## Provided records
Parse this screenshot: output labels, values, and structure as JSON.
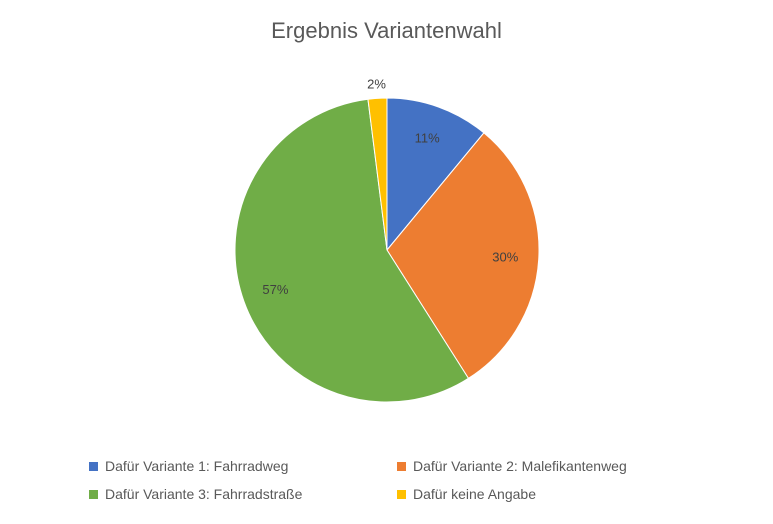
{
  "chart_data": {
    "type": "pie",
    "title": "Ergebnis Variantenwahl",
    "slices": [
      {
        "label": "Dafür Variante 1: Fahrradweg",
        "value": 11,
        "value_label": "11%",
        "color": "#4472C4"
      },
      {
        "label": "Dafür Variante 2: Malefikantenweg",
        "value": 30,
        "value_label": "30%",
        "color": "#ED7D31"
      },
      {
        "label": "Dafür Variante 3: Fahrradstraße",
        "value": 57,
        "value_label": "57%",
        "color": "#70AD47"
      },
      {
        "label": "Dafür keine Angabe",
        "value": 2,
        "value_label": "2%",
        "color": "#FFC000"
      }
    ],
    "legend_position": "bottom"
  }
}
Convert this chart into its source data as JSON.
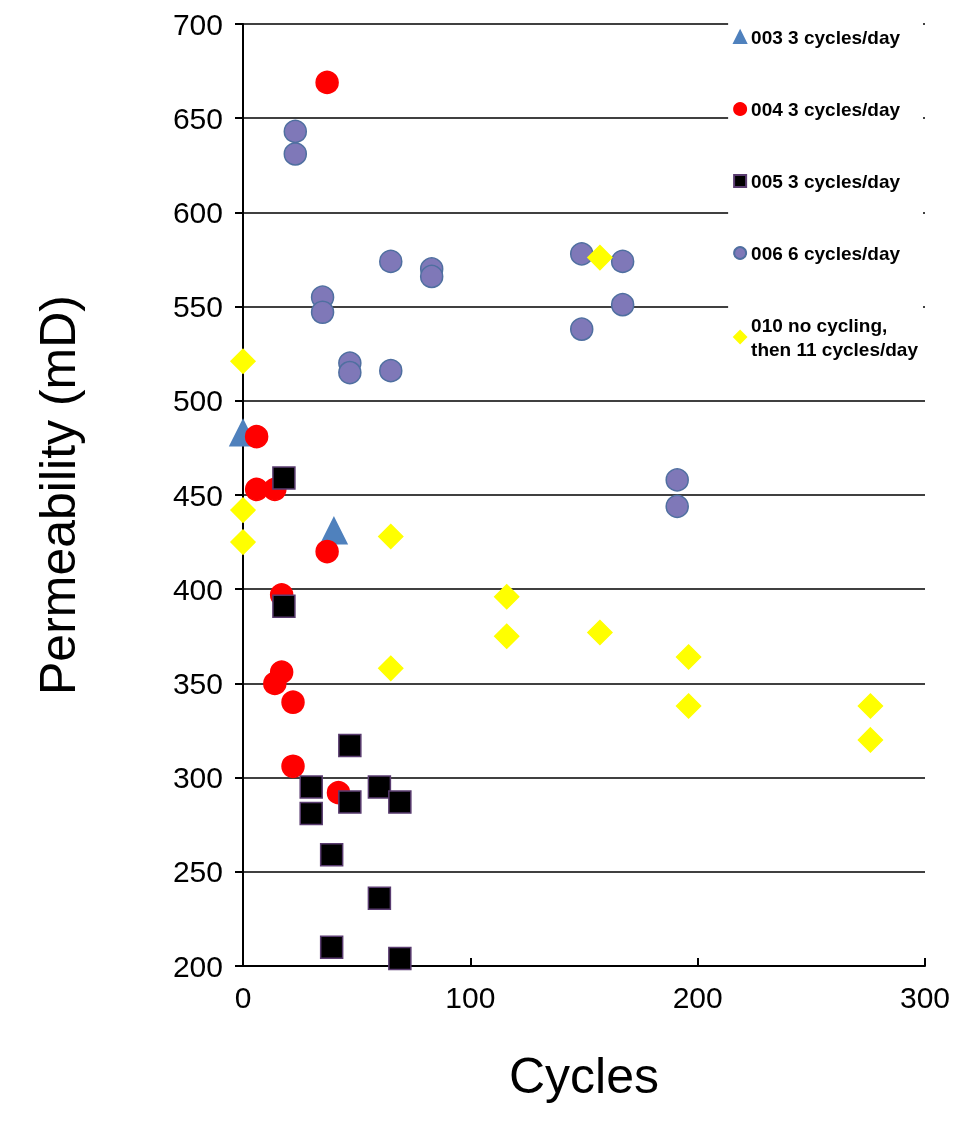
{
  "chart_data": {
    "type": "scatter",
    "xlabel": "Cycles",
    "ylabel": "Permeability (mD)",
    "xlim": [
      0,
      300
    ],
    "xticks": [
      0,
      100,
      200,
      300
    ],
    "ylim": [
      200,
      700
    ],
    "yticks": [
      200,
      250,
      300,
      350,
      400,
      450,
      500,
      550,
      600,
      650,
      700
    ],
    "grid": "y",
    "legend": "top right",
    "series": [
      {
        "name": "003 3 cycles/day",
        "color": "#4f81bd",
        "marker": "triangle",
        "x": [
          0,
          40
        ],
        "values": [
          483,
          431
        ]
      },
      {
        "name": "004 3 cycles/day",
        "color": "#ff0000",
        "marker": "circle",
        "x": [
          37,
          6,
          6,
          14,
          37,
          17,
          17,
          14,
          22,
          22,
          42
        ],
        "values": [
          669,
          481,
          453,
          453,
          420,
          397,
          356,
          350,
          340,
          306,
          292
        ]
      },
      {
        "name": "005 3 cycles/day",
        "color": "#000000",
        "marker": "square",
        "x": [
          18,
          18,
          47,
          30,
          30,
          47,
          60,
          69,
          39,
          60,
          39,
          69
        ],
        "values": [
          459,
          391,
          317,
          295,
          281,
          287,
          295,
          287,
          259,
          236,
          210,
          204
        ]
      },
      {
        "name": "006 6 cycles/day",
        "color": "#7f78b8",
        "marker": "circle",
        "x": [
          23,
          23,
          65,
          83,
          83,
          35,
          35,
          47,
          47,
          65,
          149,
          167,
          167,
          149,
          191,
          191
        ],
        "values": [
          643,
          631,
          574,
          570,
          566,
          555,
          547,
          520,
          515,
          516,
          578,
          574,
          551,
          538,
          458,
          444
        ]
      },
      {
        "name": "010 no cycling,\nthen 11 cycles/day",
        "color": "#ffff00",
        "marker": "diamond",
        "x": [
          0,
          0,
          0,
          65,
          65,
          157,
          116,
          116,
          157,
          196,
          196,
          276,
          276
        ],
        "values": [
          521,
          442,
          425,
          428,
          358,
          576,
          396,
          375,
          377,
          364,
          338,
          338,
          320
        ]
      }
    ]
  }
}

## Written instruction
Extract the full listing exactly, with the pictures left out.

## Task solution
Parse this screenshot: output labels, values, and structure as JSON.
{
  "chart_data": {
    "type": "pie",
    "title": "Ergebnis Variantenwahl",
    "slices": [
      {
        "label": "Dafür Variante 1: Fahrradweg",
        "value": 11,
        "value_label": "11%",
        "color": "#4472C4"
      },
      {
        "label": "Dafür Variante 2: Malefikantenweg",
        "value": 30,
        "value_label": "30%",
        "color": "#ED7D31"
      },
      {
        "label": "Dafür Variante 3: Fahrradstraße",
        "value": 57,
        "value_label": "57%",
        "color": "#70AD47"
      },
      {
        "label": "Dafür keine Angabe",
        "value": 2,
        "value_label": "2%",
        "color": "#FFC000"
      }
    ],
    "legend_position": "bottom"
  }
}
Convert this chart into its source data as JSON.
{
  "chart_data": {
    "type": "scatter",
    "xlabel": "Cycles",
    "ylabel": "Permeability (mD)",
    "xlim": [
      0,
      300
    ],
    "xticks": [
      0,
      100,
      200,
      300
    ],
    "ylim": [
      200,
      700
    ],
    "yticks": [
      200,
      250,
      300,
      350,
      400,
      450,
      500,
      550,
      600,
      650,
      700
    ],
    "grid": "y",
    "legend": "top right",
    "series": [
      {
        "name": "003 3 cycles/day",
        "color": "#4f81bd",
        "marker": "triangle",
        "x": [
          0,
          40
        ],
        "values": [
          483,
          431
        ]
      },
      {
        "name": "004 3 cycles/day",
        "color": "#ff0000",
        "marker": "circle",
        "x": [
          37,
          6,
          6,
          14,
          37,
          17,
          17,
          14,
          22,
          22,
          42
        ],
        "values": [
          669,
          481,
          453,
          453,
          420,
          397,
          356,
          350,
          340,
          306,
          292
        ]
      },
      {
        "name": "005 3 cycles/day",
        "color": "#000000",
        "marker": "square",
        "x": [
          18,
          18,
          47,
          30,
          30,
          47,
          60,
          69,
          39,
          60,
          39,
          69
        ],
        "values": [
          459,
          391,
          317,
          295,
          281,
          287,
          295,
          287,
          259,
          236,
          210,
          204
        ]
      },
      {
        "name": "006 6 cycles/day",
        "color": "#7f78b8",
        "marker": "circle",
        "x": [
          23,
          23,
          65,
          83,
          83,
          35,
          35,
          47,
          47,
          65,
          149,
          167,
          167,
          149,
          191,
          191
        ],
        "values": [
          643,
          631,
          574,
          570,
          566,
          555,
          547,
          520,
          515,
          516,
          578,
          574,
          551,
          538,
          458,
          444
        ]
      },
      {
        "name": "010 no cycling,\nthen 11 cycles/day",
        "color": "#ffff00",
        "marker": "diamond",
        "x": [
          0,
          0,
          0,
          65,
          65,
          157,
          116,
          116,
          157,
          196,
          196,
          276,
          276
        ],
        "values": [
          521,
          442,
          425,
          428,
          358,
          576,
          396,
          375,
          377,
          364,
          338,
          338,
          320
        ]
      }
    ]
  }
}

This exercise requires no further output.